### [Provided entries]
>> Begin
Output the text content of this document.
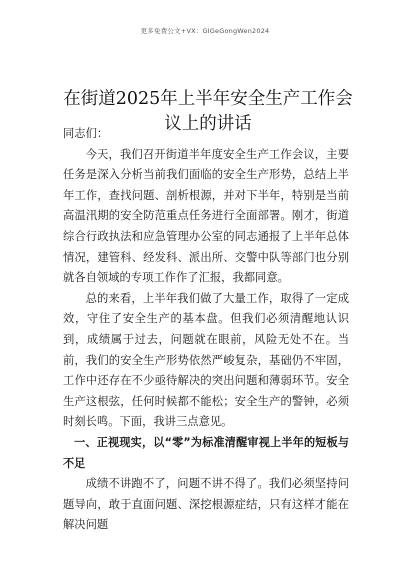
更多免费公文+VX：GIGeGongWen2024
在街道2025年上半年安全生产工作会议上的讲话

同志们：

今天，我们召开街道半年度安全生产工作会议，主要任务是深入分析当前我们面临的安全生产形势，总结上半年工作，查找问题、剖析根源，并对下半年，特别是当前高温汛期的安全防范重点任务进行全面部署。刚才，街道综合行政执法和应急管理办公室的同志通报了上半年总体情况，建管科、经发科、派出所、交警中队等部门也分别就各自领域的专项工作作了汇报，我都同意。

总的来看，上半年我们做了大量工作，取得了一定成效，守住了安全生产的基本盘。但我们必须清醒地认识到，成绩属于过去，问题就在眼前，风险无处不在。当前，我们的安全生产形势依然严峻复杂，基础仍不牢固，工作中还存在不少亟待解决的突出问题和薄弱环节。安全生产这根弦，任何时候都不能松；安全生产的警钟，必须时刻长鸣。下面，我讲三点意见。

一、正视现实，以“零”为标准清醒审视上半年的短板与不足

成绩不讲跑不了，问题不讲不得了。我们必须坚持问题导向，敢于直面问题、深挖根源症结，只有这样才能在解决问题
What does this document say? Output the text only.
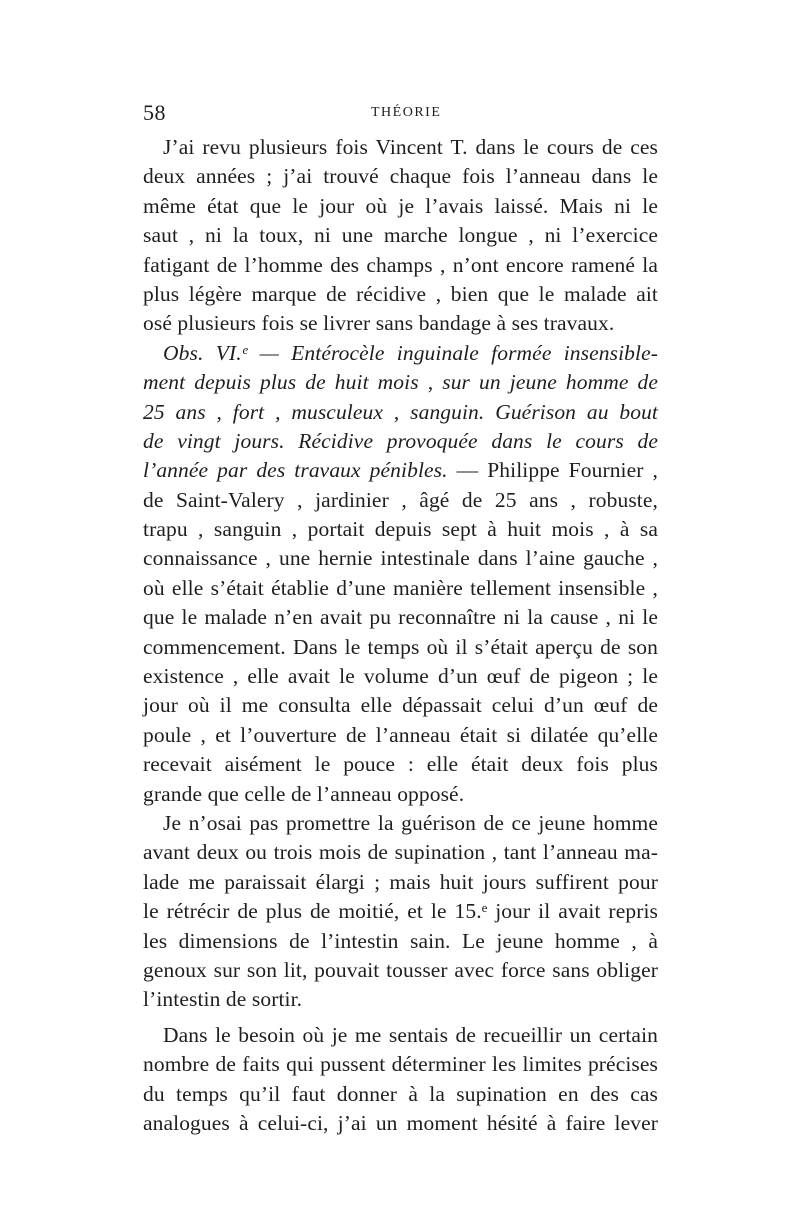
58	THÉORIE
J’ai revu plusieurs fois Vincent T. dans le cours de ces
deux années ; j’ai trouvé chaque fois l’anneau dans le
même état que le jour où je l’avais laissé. Mais ni le
saut , ni la toux, ni une marche longue , ni l’exercice
fatigant de l’homme des champs , n’ont encore ramené la
plus légère marque de récidive , bien que le malade ait
osé plusieurs fois se livrer sans bandage à ses travaux.
Obs. VI.ᵉ — Entérocèle inguinale formée insensible-
ment depuis plus de huit mois , sur un jeune homme de
25 ans , fort , musculeux , sanguin. Guérison au bout
de vingt jours. Récidive provoquée dans le cours de
l’année par des travaux pénibles. — Philippe Fournier ,
de Saint-Valery , jardinier , âgé de 25 ans , robuste,
trapu , sanguin , portait depuis sept à huit mois , à sa
connaissance , une hernie intestinale dans l’aine gauche ,
où elle s’était établie d’une manière tellement insensible ,
que le malade n’en avait pu reconnaître ni la cause , ni le
commencement. Dans le temps où il s’était aperçu de son
existence , elle avait le volume d’un œuf de pigeon ; le
jour où il me consulta elle dépassait celui d’un œuf de
poule , et l’ouverture de l’anneau était si dilatée qu’elle
recevait aisément le pouce : elle était deux fois plus
grande que celle de l’anneau opposé.
Je n’osai pas promettre la guérison de ce jeune homme
avant deux ou trois mois de supination , tant l’anneau ma-
lade me paraissait élargi ; mais huit jours suffirent pour
le rétrécir de plus de moitié, et le 15.ᵉ jour il avait repris
les dimensions de l’intestin sain. Le jeune homme , à
genoux sur son lit, pouvait tousser avec force sans obliger
l’intestin de sortir.
Dans le besoin où je me sentais de recueillir un certain
nombre de faits qui pussent déterminer les limites précises
du temps qu’il faut donner à la supination en des cas
analogues à celui-ci, j’ai un moment hésité à faire lever
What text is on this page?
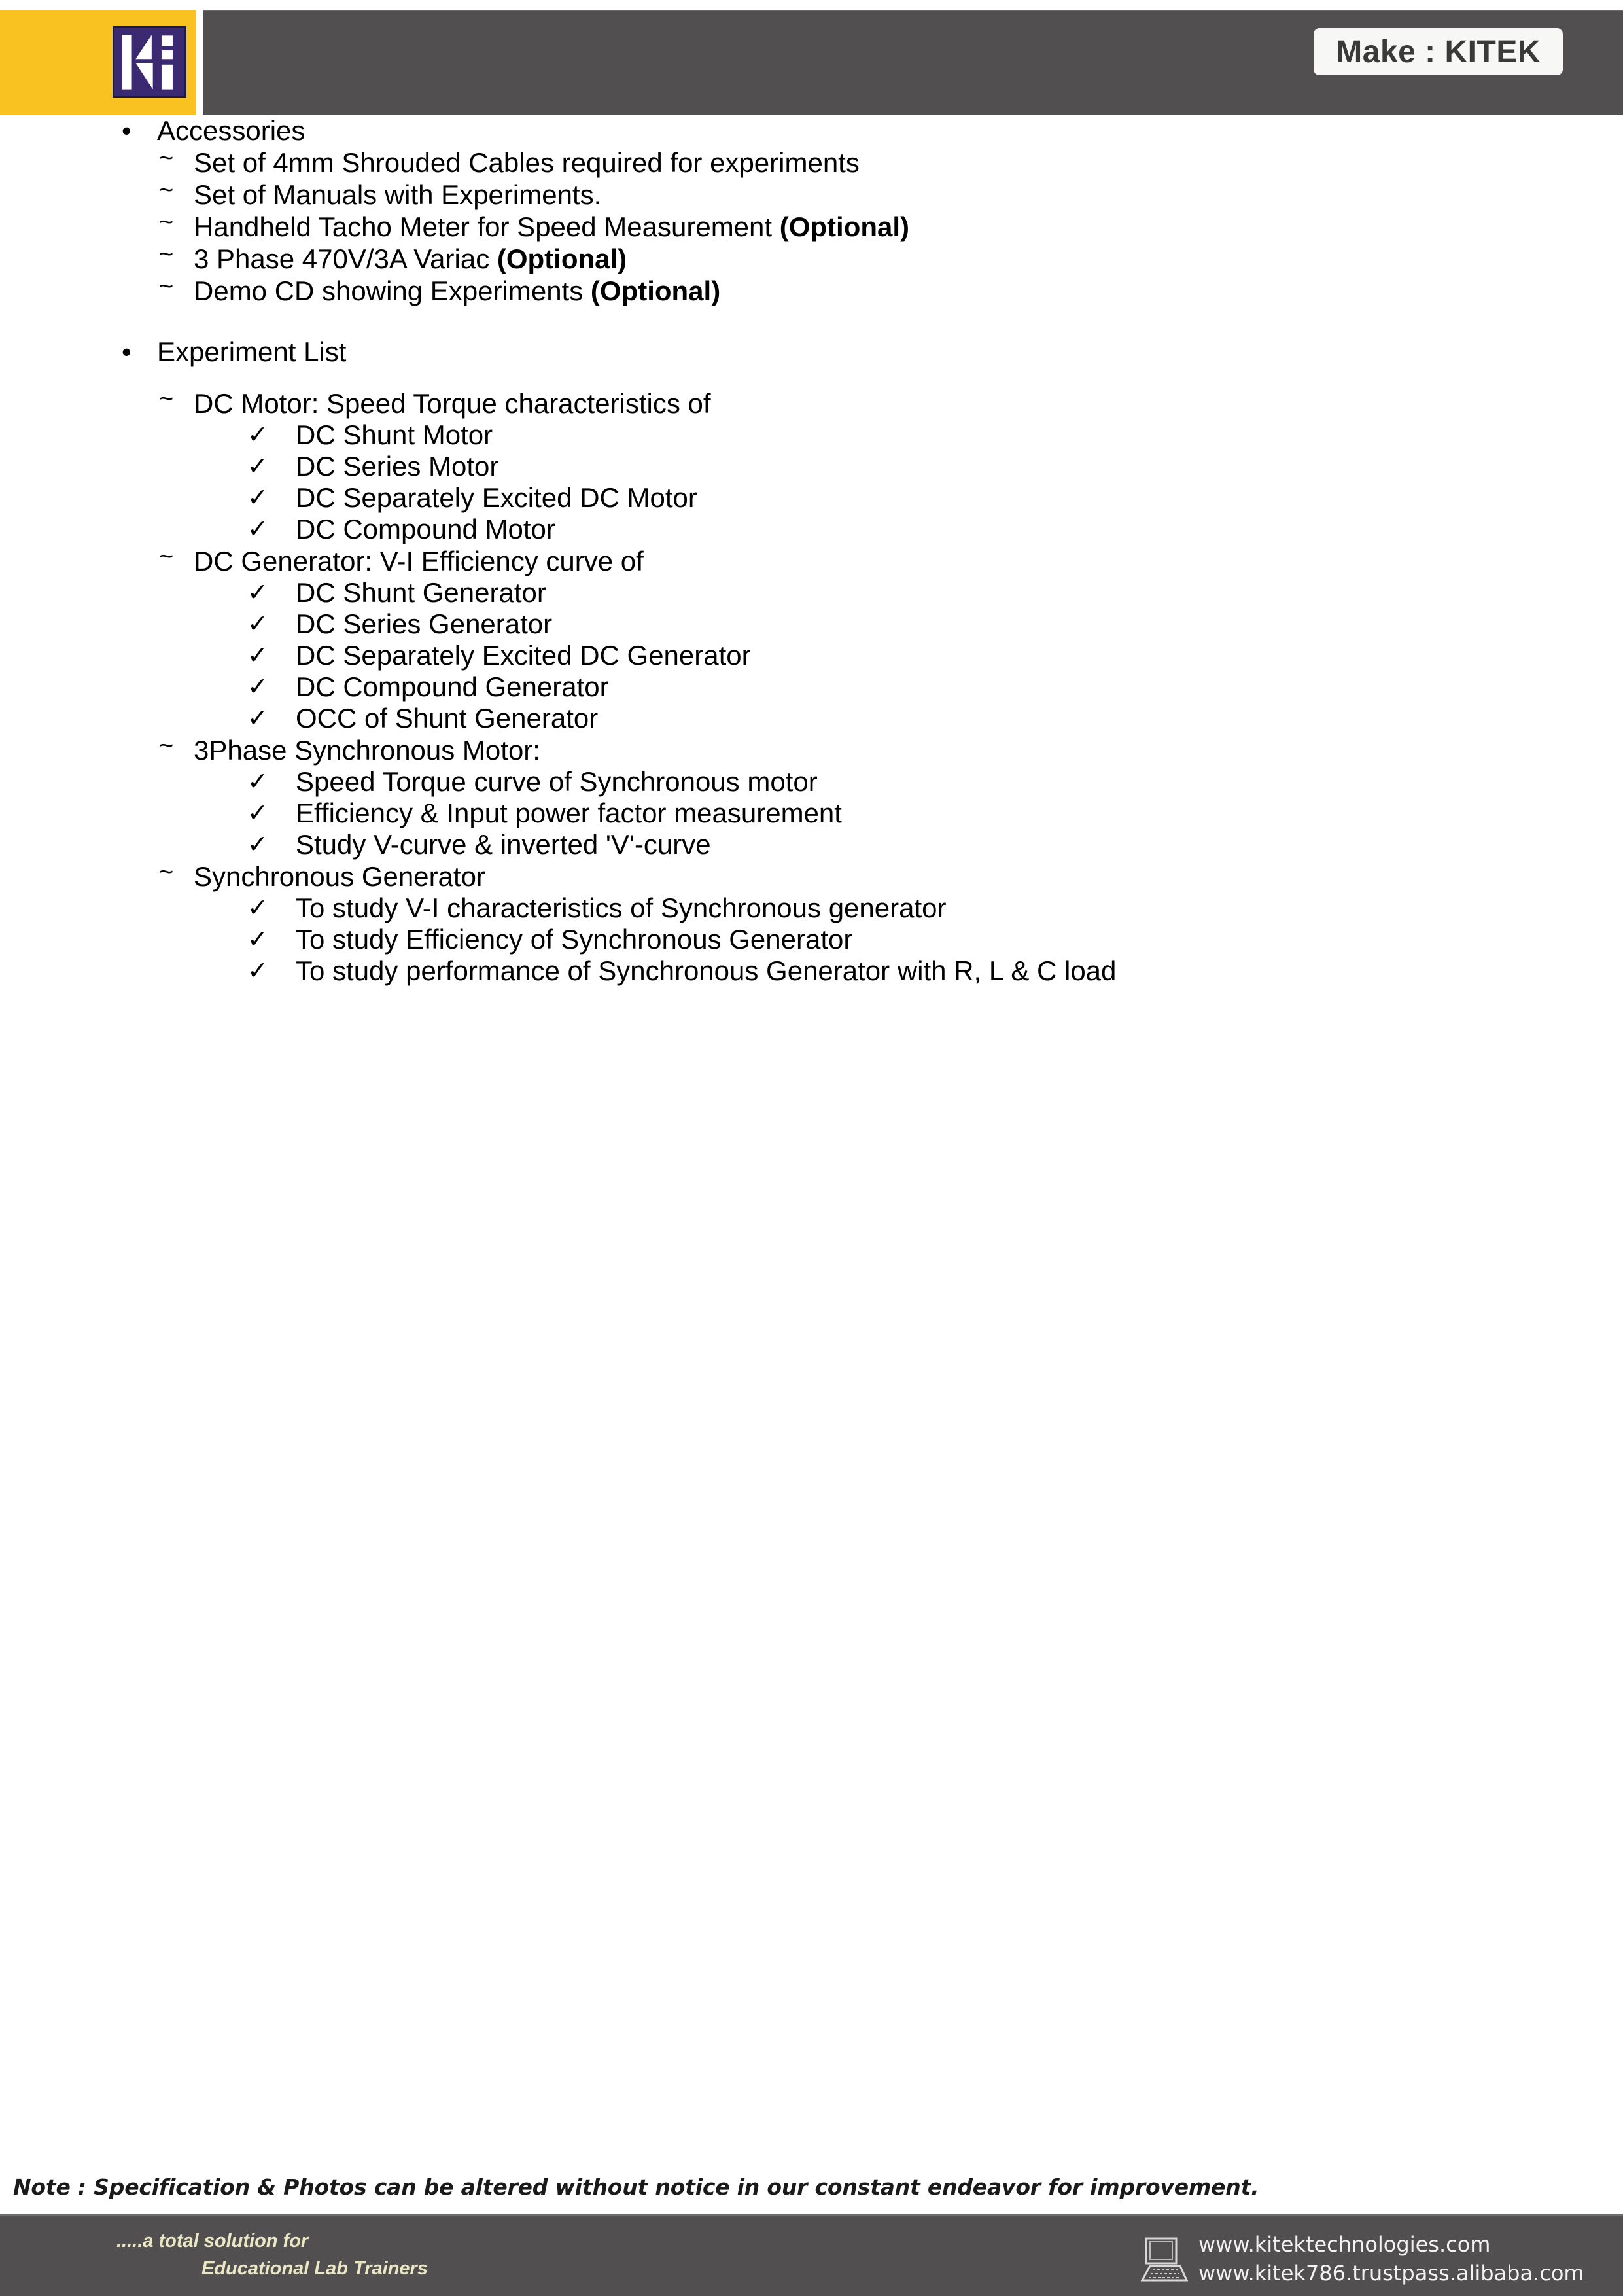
Make : KITEK
• Accessories
~ Set of 4mm Shrouded Cables required for experiments
~ Set of Manuals with Experiments.
~ Handheld Tacho Meter for Speed Measurement (Optional)
~ 3 Phase 470V/3A Variac (Optional)
~ Demo CD showing Experiments (Optional)
• Experiment List
~ DC Motor: Speed Torque characteristics of
✓ DC Shunt Motor
✓ DC Series Motor
✓ DC Separately Excited DC Motor
✓ DC Compound Motor
~ DC Generator: V-I Efficiency curve of
✓ DC Shunt Generator
✓ DC Series Generator
✓ DC Separately Excited DC Generator
✓ DC Compound Generator
✓ OCC of Shunt Generator
~ 3Phase Synchronous Motor:
✓ Speed Torque curve of Synchronous motor
✓ Efficiency & Input power factor measurement
✓ Study V-curve & inverted 'V'-curve
~ Synchronous Generator
✓ To study V-I characteristics of Synchronous generator
✓ To study Efficiency of Synchronous Generator
✓ To study performance of Synchronous Generator with R, L & C load
Note : Specification & Photos can be altered without notice in our constant endeavor for improvement.
.....a total solution for
Educational Lab Trainers
www.kitektechnologies.com
www.kitek786.trustpass.alibaba.com
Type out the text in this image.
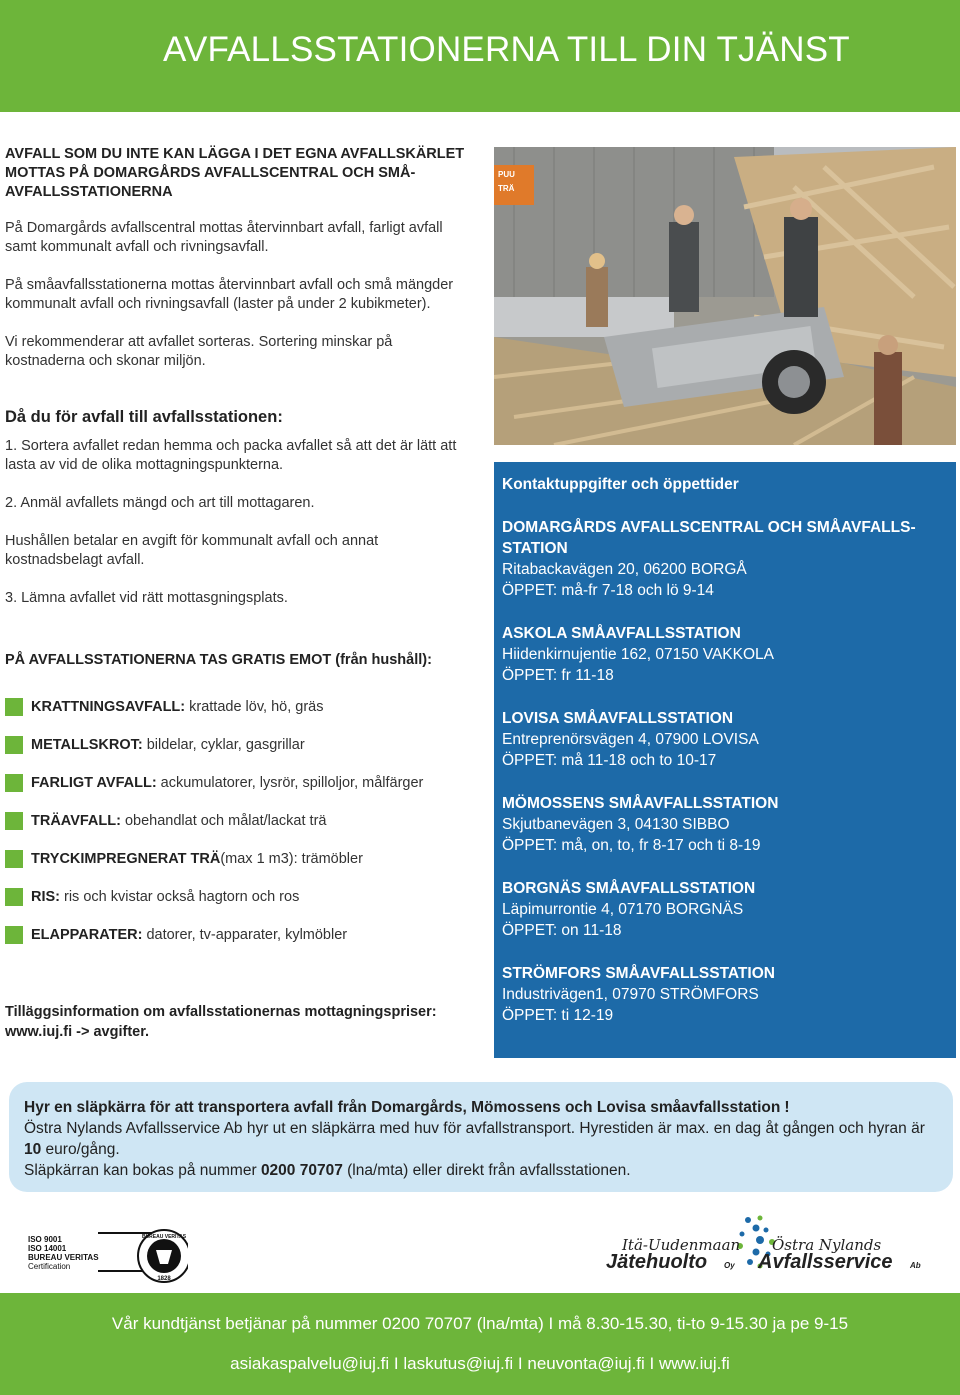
AVFALLSSTATIONERNA TILL DIN TJÄNST

AVFALL SOM DU INTE KAN LÄGGA I DET EGNA AVFALLSKÄRLET MOTTAS PÅ DOMARGÅRDS AVFALLSCENTRAL OCH SMÅ-AVFALLSSTATIONERNA

På Domargårds avfallscentral mottas återvinnbart avfall, farligt avfall samt kommunalt avfall och rivningsavfall.

På småavfallsstationerna mottas återvinnbart avfall och små mängder kommunalt avfall och rivningsavfall (laster på under 2 kubikmeter).

Vi rekommenderar att avfallet sorteras. Sortering minskar på kostnaderna och skonar miljön.

Då du för avfall till avfallsstationen:

1. Sortera avfallet redan hemma och packa avfallet så att det är lätt att lasta av vid de olika mottagningspunkterna.

2. Anmäl avfallets mängd och art till mottagaren.

Hushållen betalar en avgift för kommunalt avfall och annat kostnadsbelagt avfall.

3. Lämna avfallet vid rätt mottasgningsplats.

PÅ AVFALLSSTATIONERNA TAS GRATIS EMOT (från hushåll):
KRATTNINGSAVFALL: krattade löv, hö, gräs
METALLSKROT: bildelar, cyklar, gasgrillar
FARLIGT AVFALL: ackumulatorer, lysrör, spilloljor, målfärger
TRÄAVFALL: obehandlat och målat/lackat trä
TRYCKIMPREGNERAT TRÄ (max 1 m3): trämöbler
RIS: ris och kvistar också hagtorn och ros
ELAPPARATER: datorer, tv-apparater, kylmöbler
Tilläggsinformation om avfallsstationernas mottagningspriser:
www.iuj.fi -> avgifter.
PUU
TRÄ
Kontaktuppgifter och öppettider
DOMARGÅRDS AVFALLSCENTRAL OCH SMÅAVFALLS-STATION
Ritabackavägen 20, 06200 BORGÅ
ÖPPET: må-fr 7-18 och lö 9-14
ASKOLA SMÅAVFALLSSTATION
Hiidenkirnujentie 162, 07150 VAKKOLA
ÖPPET: fr 11-18
LOVISA SMÅAVFALLSSTATION
Entreprenörsvägen 4, 07900 LOVISA
ÖPPET: må 11-18 och to 10-17
MÖMOSSENS SMÅAVFALLSSTATION
Skjutbanevägen 3, 04130 SIBBO
ÖPPET: må, on, to, fr 8-17 och ti 8-19
BORGNÄS SMÅAVFALLSSTATION
Läpimurrontie 4, 07170 BORGNÄS
ÖPPET: on 11-18
STRÖMFORS SMÅAVFALLSSTATION
Industrivägen1, 07970 STRÖMFORS
ÖPPET: ti 12-19
Hyr en släpkärra för att transportera avfall från Domargårds, Mömossens och Lovisa småavfallsstation !
Östra Nylands Avfallsservice Ab hyr ut en släpkärra med huv för avfallstransport. Hyrestiden är max. en dag åt gången och hyran är 10 euro/gång.
Släpkärran kan bokas på nummer 0200 70707 (lna/mta) eller direkt från avfallsstationen.
ISO 9001
ISO 14001
BUREAU VERITAS
Certification
BUREAU VERITAS
1828
Itä-Uudenmaan
Jätehuolto Oy
Östra Nylands
Avfallsservice Ab
Vår kundtjänst betjänar på nummer 0200 70707 (lna/mta) I må 8.30-15.30, ti-to 9-15.30 ja pe 9-15
asiakaspalvelu@iuj.fi I laskutus@iuj.fi I neuvonta@iuj.fi I www.iuj.fi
>> End
### [Work to complete]
Search the listing for the word "Synchronous". Copy every line in which it occurs.

### [Final result]
~ 3Phase Synchronous Motor:
✓ Speed Torque curve of Synchronous motor
~ Synchronous Generator
✓ To study V-I characteristics of Synchronous generator
✓ To study Efficiency of Synchronous Generator
✓ To study performance of Synchronous Generator with R, L & C load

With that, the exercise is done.